Check your understanding =>
1. Swap "weird" for "strange" in the film review and give it again from "The film originally" to "again, kids film.".
2. Decide whether each statement agrees with the film review, answering yes or no and quoting the deciding words: (a) the film first opened on July 29, 2005; (b) the writer remembers enjoying the film when it came out; (c) the writer calls the story original.

Text provided =>
------------------------------------------------------------------------

The film originally opened on July 29, 2005.
I remember seeing this film at some point when it came out. Couldn’t really avoid it as I was still watching Disney produced films, and Panabaker was in it. However, I can’t remember if I even slightly enjoyed this film. I guess it didn’t leave much of an impression on me or I just got busy with many more films. Something. Regardless, my experience this time around was stranger than I expected.
I’m going to say it so it’s out there in the open. Can’t have anyone confused.
This was a weird film. Certainly a weird experience this time around.
It wasn’t bad, story wise, especially for a kids film. The story works, even if it’s unoriginal as ever, but again, kids film.

------------------------------------------------------------------------

Information supplied =>
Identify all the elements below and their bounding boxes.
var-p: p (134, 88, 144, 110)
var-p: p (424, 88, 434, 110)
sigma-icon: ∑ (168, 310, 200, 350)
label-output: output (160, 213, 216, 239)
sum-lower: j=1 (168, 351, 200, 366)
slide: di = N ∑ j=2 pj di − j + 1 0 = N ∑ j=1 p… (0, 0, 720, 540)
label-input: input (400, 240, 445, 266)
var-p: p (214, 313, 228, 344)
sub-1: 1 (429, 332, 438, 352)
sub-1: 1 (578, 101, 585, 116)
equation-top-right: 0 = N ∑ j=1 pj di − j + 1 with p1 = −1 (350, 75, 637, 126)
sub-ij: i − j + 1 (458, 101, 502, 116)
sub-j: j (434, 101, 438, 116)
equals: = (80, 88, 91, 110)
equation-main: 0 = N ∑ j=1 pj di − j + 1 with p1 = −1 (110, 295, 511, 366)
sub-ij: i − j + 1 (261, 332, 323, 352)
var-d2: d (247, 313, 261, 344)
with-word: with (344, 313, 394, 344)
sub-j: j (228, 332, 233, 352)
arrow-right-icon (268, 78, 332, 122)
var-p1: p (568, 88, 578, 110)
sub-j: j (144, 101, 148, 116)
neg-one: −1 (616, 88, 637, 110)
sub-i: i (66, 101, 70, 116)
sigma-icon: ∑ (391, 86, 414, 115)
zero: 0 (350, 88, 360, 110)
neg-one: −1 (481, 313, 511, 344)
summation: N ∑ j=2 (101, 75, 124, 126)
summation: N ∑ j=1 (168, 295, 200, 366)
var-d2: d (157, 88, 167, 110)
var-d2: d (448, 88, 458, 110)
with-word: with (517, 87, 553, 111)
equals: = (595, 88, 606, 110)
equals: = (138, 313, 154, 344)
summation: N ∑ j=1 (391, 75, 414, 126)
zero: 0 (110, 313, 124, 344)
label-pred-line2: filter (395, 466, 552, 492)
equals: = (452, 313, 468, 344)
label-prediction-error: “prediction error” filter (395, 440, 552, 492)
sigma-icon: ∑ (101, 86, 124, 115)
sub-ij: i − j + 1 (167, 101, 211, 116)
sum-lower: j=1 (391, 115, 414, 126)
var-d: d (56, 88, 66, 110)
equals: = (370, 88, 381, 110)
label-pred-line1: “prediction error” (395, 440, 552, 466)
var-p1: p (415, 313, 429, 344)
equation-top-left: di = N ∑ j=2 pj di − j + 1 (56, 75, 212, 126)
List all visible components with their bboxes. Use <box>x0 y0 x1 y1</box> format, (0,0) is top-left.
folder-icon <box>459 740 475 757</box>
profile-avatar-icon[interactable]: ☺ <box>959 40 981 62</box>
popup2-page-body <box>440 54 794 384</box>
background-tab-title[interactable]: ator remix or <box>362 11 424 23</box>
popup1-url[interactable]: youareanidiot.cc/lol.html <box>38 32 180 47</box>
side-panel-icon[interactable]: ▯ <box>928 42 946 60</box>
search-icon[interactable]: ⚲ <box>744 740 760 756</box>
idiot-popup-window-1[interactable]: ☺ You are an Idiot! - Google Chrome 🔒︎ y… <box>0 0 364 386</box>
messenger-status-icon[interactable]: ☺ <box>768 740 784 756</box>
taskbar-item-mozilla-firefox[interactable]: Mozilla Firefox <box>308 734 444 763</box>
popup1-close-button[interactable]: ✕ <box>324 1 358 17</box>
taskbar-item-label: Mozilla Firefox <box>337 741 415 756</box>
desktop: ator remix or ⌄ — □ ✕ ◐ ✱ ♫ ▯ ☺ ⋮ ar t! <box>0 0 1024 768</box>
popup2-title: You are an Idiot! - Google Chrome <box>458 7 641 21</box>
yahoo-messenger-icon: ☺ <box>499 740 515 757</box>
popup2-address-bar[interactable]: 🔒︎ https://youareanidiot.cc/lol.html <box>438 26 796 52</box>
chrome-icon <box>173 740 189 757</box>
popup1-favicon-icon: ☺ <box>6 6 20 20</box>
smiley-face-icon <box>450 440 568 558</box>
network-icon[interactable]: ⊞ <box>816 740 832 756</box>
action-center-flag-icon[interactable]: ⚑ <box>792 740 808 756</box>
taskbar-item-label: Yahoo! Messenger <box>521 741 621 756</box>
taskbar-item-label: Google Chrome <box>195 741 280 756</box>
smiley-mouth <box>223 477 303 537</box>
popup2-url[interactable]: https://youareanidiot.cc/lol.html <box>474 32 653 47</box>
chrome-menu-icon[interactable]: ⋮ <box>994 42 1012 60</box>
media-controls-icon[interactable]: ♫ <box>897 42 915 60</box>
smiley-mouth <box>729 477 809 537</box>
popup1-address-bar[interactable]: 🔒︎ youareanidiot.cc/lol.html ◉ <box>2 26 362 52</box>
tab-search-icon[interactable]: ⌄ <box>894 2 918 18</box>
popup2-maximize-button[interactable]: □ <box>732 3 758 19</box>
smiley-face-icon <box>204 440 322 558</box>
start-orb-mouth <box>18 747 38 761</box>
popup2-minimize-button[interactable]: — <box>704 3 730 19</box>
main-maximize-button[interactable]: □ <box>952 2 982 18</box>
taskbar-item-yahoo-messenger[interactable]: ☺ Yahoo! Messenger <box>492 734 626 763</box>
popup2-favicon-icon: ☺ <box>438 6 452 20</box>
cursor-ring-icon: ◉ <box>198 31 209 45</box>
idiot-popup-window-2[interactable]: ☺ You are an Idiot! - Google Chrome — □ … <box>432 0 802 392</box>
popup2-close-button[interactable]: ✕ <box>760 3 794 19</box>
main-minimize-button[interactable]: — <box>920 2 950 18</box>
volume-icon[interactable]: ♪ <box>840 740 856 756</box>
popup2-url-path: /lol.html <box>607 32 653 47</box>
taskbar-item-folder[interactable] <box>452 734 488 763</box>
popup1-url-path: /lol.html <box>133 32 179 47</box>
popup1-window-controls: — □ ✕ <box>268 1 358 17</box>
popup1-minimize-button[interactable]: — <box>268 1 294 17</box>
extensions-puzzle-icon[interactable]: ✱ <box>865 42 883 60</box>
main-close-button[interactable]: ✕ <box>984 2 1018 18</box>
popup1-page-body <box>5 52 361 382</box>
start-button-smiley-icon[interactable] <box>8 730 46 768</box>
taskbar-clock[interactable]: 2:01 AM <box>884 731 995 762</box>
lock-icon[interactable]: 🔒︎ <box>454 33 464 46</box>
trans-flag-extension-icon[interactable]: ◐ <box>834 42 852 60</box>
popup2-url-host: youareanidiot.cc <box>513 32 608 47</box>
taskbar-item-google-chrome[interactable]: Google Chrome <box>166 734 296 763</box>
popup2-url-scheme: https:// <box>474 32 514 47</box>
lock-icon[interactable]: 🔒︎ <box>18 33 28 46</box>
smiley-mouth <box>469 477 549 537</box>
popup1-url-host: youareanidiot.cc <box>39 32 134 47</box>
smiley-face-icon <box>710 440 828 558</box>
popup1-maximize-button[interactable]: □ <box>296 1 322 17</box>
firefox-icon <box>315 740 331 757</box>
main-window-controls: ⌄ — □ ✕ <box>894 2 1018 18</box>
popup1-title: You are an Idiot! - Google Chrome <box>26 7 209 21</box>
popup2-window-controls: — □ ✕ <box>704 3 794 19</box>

------------------------------------------------------------------------

Responses by item number =>
1.
The film originally opened on July 29, 2005.
I remember seeing this film at some point when it came out. Couldn’t really avoid it as I was still watching Disney produced films, and Panabaker was in it. However, I can’t remember if I even slightly enjoyed this film. I guess it didn’t leave much of an impression on me or I just got busy with many more films. Something. Regardless, my experience this time around was stranger than I expected.
I’m going to say it so it’s out there in the open. Can’t have anyone confused.
This was a strange film. Certainly a strange experience this time around.
It wasn’t bad, story wise, especially for a kids film. The story works, even if it’s unoriginal as ever, but again, kids film.

2.
(a) Yes: "The film originally opened on July 29, 2005."
(b) No: "I can’t remember if I even slightly enjoyed this film."
(c) No: "even if it’s unoriginal as ever"